Search the entries below. Return every line that has "Referral" in it.

## start

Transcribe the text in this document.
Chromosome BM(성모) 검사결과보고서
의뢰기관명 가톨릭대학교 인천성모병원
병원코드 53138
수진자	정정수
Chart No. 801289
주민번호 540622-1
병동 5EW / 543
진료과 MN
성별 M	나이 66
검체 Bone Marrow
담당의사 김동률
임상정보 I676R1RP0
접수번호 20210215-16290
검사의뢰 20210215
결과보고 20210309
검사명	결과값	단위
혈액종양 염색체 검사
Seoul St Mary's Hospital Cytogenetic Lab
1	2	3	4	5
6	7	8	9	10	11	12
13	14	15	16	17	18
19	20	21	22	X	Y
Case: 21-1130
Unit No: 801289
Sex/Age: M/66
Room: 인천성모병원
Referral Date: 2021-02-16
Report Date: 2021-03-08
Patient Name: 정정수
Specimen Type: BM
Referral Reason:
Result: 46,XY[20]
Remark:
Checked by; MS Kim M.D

## end

The output.
Referral Date: 2021-02-16
Referral Reason:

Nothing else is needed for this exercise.